# Instruction
Copy out the lines that include the word "обеспечению".

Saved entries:
------------

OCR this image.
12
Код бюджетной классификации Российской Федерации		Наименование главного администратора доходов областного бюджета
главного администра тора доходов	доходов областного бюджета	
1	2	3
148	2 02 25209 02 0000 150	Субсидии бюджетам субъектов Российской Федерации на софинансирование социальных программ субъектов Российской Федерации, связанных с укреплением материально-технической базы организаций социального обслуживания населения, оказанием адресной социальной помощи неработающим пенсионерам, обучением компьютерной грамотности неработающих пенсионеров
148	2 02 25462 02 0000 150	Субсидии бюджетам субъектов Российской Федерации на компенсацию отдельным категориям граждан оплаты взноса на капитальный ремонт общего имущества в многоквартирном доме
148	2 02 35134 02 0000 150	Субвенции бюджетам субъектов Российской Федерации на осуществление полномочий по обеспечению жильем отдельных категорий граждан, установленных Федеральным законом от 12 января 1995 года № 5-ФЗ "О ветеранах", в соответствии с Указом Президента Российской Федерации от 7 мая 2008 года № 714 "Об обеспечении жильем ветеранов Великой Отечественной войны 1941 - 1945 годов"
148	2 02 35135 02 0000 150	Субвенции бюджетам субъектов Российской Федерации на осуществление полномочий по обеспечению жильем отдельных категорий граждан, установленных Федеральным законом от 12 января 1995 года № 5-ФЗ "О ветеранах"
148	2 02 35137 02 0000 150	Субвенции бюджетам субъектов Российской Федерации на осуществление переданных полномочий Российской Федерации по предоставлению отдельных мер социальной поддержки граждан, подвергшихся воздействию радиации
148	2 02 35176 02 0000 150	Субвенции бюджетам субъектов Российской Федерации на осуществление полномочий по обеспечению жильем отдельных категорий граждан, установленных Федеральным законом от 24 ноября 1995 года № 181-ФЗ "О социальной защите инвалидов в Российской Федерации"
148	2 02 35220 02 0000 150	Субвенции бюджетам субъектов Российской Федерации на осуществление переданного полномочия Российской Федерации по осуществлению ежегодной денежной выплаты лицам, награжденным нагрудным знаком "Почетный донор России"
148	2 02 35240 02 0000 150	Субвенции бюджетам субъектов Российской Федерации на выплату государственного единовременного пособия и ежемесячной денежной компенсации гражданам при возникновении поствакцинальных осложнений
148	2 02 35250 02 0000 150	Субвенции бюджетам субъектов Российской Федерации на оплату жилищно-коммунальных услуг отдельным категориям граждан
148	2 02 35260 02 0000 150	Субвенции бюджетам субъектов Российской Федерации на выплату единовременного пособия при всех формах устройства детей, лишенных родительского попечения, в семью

------------

# Response to this task
148	2 02 35134 02 0000 150	Субвенции бюджетам субъектов Российской Федерации на осуществление полномочий по обеспечению жильем отдельных категорий граждан, установленных Федеральным законом от 12 января 1995 года № 5-ФЗ "О ветеранах", в соответствии с Указом Президента Российской Федерации от 7 мая 2008 года № 714 "Об обеспечении жильем ветеранов Великой Отечественной войны 1941 - 1945 годов"
148	2 02 35135 02 0000 150	Субвенции бюджетам субъектов Российской Федерации на осуществление полномочий по обеспечению жильем отдельных категорий граждан, установленных Федеральным законом от 12 января 1995 года № 5-ФЗ "О ветеранах"
148	2 02 35176 02 0000 150	Субвенции бюджетам субъектов Российской Федерации на осуществление полномочий по обеспечению жильем отдельных категорий граждан, установленных Федеральным законом от 24 ноября 1995 года № 181-ФЗ "О социальной защите инвалидов в Российской Федерации"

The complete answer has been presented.